◆ **Data supplied**:

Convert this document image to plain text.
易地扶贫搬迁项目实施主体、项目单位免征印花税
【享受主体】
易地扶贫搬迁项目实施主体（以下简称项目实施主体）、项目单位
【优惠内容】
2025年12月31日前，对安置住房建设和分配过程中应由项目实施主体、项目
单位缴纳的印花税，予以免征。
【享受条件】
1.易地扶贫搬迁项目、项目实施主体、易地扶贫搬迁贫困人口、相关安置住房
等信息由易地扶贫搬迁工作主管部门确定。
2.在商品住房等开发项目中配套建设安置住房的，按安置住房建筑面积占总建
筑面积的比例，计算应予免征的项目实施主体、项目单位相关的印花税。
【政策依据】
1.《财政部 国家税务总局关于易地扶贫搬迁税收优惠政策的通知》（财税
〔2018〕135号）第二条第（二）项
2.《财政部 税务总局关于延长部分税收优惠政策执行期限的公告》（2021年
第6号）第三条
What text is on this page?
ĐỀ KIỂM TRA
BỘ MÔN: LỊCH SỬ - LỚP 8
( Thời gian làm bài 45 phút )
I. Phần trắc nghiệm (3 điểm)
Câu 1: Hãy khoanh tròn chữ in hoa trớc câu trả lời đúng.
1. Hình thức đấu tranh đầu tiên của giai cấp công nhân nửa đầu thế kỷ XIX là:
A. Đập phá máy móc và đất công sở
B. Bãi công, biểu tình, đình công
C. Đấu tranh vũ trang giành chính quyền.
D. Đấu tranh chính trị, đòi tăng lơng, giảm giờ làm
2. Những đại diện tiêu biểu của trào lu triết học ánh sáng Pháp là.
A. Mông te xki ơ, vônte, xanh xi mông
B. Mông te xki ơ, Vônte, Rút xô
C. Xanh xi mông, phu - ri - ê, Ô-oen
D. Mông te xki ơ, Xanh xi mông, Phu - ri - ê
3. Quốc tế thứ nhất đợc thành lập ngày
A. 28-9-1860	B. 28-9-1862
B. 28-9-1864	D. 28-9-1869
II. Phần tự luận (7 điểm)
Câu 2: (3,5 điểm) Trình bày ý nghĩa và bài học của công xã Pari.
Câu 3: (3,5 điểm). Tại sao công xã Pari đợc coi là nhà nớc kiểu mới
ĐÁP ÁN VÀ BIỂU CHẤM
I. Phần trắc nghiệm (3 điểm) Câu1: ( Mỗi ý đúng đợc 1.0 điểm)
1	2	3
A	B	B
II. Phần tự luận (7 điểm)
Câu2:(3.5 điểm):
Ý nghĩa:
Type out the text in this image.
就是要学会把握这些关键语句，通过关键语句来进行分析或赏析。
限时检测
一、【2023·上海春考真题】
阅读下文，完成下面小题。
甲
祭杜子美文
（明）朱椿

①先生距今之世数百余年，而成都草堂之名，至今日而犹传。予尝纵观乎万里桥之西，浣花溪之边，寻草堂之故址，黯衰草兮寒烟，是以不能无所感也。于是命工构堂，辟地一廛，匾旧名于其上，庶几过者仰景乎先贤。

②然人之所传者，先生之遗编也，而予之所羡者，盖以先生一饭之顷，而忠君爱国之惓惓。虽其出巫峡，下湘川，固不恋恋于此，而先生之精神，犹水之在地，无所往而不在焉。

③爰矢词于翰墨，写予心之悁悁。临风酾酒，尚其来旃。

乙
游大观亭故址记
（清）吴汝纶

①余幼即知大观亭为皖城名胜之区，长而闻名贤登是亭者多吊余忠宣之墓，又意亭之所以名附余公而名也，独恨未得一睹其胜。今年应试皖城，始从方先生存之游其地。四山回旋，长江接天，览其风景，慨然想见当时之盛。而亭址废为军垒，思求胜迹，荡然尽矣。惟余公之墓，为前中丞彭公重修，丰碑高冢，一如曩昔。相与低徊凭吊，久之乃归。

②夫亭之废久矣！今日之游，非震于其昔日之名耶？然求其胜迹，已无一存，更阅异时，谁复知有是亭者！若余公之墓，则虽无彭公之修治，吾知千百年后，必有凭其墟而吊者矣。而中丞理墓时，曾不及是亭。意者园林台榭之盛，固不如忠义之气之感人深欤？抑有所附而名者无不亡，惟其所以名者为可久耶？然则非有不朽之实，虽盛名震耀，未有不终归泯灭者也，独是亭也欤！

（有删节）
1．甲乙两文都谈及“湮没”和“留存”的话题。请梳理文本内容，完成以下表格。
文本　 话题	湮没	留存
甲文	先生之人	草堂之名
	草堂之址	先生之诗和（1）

◆ **Short task**: Starting from the line containing "What text is on this page?" and ending with the final line of the data, reproduce each line exactly as it appears, including no other lines.

◆ **Exercise output**:
What text is on this page?
ĐỀ KIỂM TRA
BỘ MÔN: LỊCH SỬ - LỚP 8
( Thời gian làm bài 45 phút )
I. Phần trắc nghiệm (3 điểm)
Câu 1: Hãy khoanh tròn chữ in hoa trớc câu trả lời đúng.
1. Hình thức đấu tranh đầu tiên của giai cấp công nhân nửa đầu thế kỷ XIX là:
A. Đập phá máy móc và đất công sở
B. Bãi công, biểu tình, đình công
C. Đấu tranh vũ trang giành chính quyền.
D. Đấu tranh chính trị, đòi tăng lơng, giảm giờ làm
2. Những đại diện tiêu biểu của trào lu triết học ánh sáng Pháp là.
A. Mông te xki ơ, vônte, xanh xi mông
B. Mông te xki ơ, Vônte, Rút xô
C. Xanh xi mông, phu - ri - ê, Ô-oen
D. Mông te xki ơ, Xanh xi mông, Phu - ri - ê
3. Quốc tế thứ nhất đợc thành lập ngày
A. 28-9-1860	B. 28-9-1862
B. 28-9-1864	D. 28-9-1869
II. Phần tự luận (7 điểm)
Câu 2: (3,5 điểm) Trình bày ý nghĩa và bài học của công xã Pari.
Câu 3: (3,5 điểm). Tại sao công xã Pari đợc coi là nhà nớc kiểu mới
ĐÁP ÁN VÀ BIỂU CHẤM
I. Phần trắc nghiệm (3 điểm) Câu1: ( Mỗi ý đúng đợc 1.0 điểm)
1	2	3
A	B	B
II. Phần tự luận (7 điểm)
Câu2:(3.5 điểm):
Ý nghĩa:
Type out the text in this image.
就是要学会把握这些关键语句，通过关键语句来进行分析或赏析。
限时检测
一、【2023·上海春考真题】
阅读下文，完成下面小题。
甲
祭杜子美文
（明）朱椿

①先生距今之世数百余年，而成都草堂之名，至今日而犹传。予尝纵观乎万里桥之西，浣花溪之边，寻草堂之故址，黯衰草兮寒烟，是以不能无所感也。于是命工构堂，辟地一廛，匾旧名于其上，庶几过者仰景乎先贤。

②然人之所传者，先生之遗编也，而予之所羡者，盖以先生一饭之顷，而忠君爱国之惓惓。虽其出巫峡，下湘川，固不恋恋于此，而先生之精神，犹水之在地，无所往而不在焉。

③爰矢词于翰墨，写予心之悁悁。临风酾酒，尚其来旃。

乙
游大观亭故址记
（清）吴汝纶

①余幼即知大观亭为皖城名胜之区，长而闻名贤登是亭者多吊余忠宣之墓，又意亭之所以名附余公而名也，独恨未得一睹其胜。今年应试皖城，始从方先生存之游其地。四山回旋，长江接天，览其风景，慨然想见当时之盛。而亭址废为军垒，思求胜迹，荡然尽矣。惟余公之墓，为前中丞彭公重修，丰碑高冢，一如曩昔。相与低徊凭吊，久之乃归。

②夫亭之废久矣！今日之游，非震于其昔日之名耶？然求其胜迹，已无一存，更阅异时，谁复知有是亭者！若余公之墓，则虽无彭公之修治，吾知千百年后，必有凭其墟而吊者矣。而中丞理墓时，曾不及是亭。意者园林台榭之盛，固不如忠义之气之感人深欤？抑有所附而名者无不亡，惟其所以名者为可久耶？然则非有不朽之实，虽盛名震耀，未有不终归泯灭者也，独是亭也欤！

（有删节）
1．甲乙两文都谈及“湮没”和“留存”的话题。请梳理文本内容，完成以下表格。
文本　 话题	湮没	留存
甲文	先生之人	草堂之名
	草堂之址	先生之诗和（1）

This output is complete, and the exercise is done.